** Begin Stored rows **

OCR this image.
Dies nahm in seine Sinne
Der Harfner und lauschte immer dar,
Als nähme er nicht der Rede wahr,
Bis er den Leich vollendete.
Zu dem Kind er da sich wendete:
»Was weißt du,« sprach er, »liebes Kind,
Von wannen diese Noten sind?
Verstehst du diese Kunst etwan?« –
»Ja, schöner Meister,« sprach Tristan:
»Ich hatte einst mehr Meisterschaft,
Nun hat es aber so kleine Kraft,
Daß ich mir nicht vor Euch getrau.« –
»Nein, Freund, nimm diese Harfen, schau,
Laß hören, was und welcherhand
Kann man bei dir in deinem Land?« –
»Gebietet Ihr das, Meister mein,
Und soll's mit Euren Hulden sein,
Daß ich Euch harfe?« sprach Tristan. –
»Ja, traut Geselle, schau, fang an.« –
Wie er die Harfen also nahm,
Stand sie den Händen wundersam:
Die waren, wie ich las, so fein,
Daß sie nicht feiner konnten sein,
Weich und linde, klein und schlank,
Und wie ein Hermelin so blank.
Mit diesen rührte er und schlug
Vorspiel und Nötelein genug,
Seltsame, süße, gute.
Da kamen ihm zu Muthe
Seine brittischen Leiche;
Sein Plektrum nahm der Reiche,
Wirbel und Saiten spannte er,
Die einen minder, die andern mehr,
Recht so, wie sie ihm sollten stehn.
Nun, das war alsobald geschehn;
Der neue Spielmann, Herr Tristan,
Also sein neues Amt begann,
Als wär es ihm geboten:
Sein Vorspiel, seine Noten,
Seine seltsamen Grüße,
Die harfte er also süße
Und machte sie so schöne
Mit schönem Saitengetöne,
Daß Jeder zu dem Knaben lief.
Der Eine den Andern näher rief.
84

** End Stored rows **

Aim:
From the listing above, copy every line that includes the word "mehr".

Output:
»Ich hatte einst mehr Meisterschaft,
Die einen minder, die andern mehr,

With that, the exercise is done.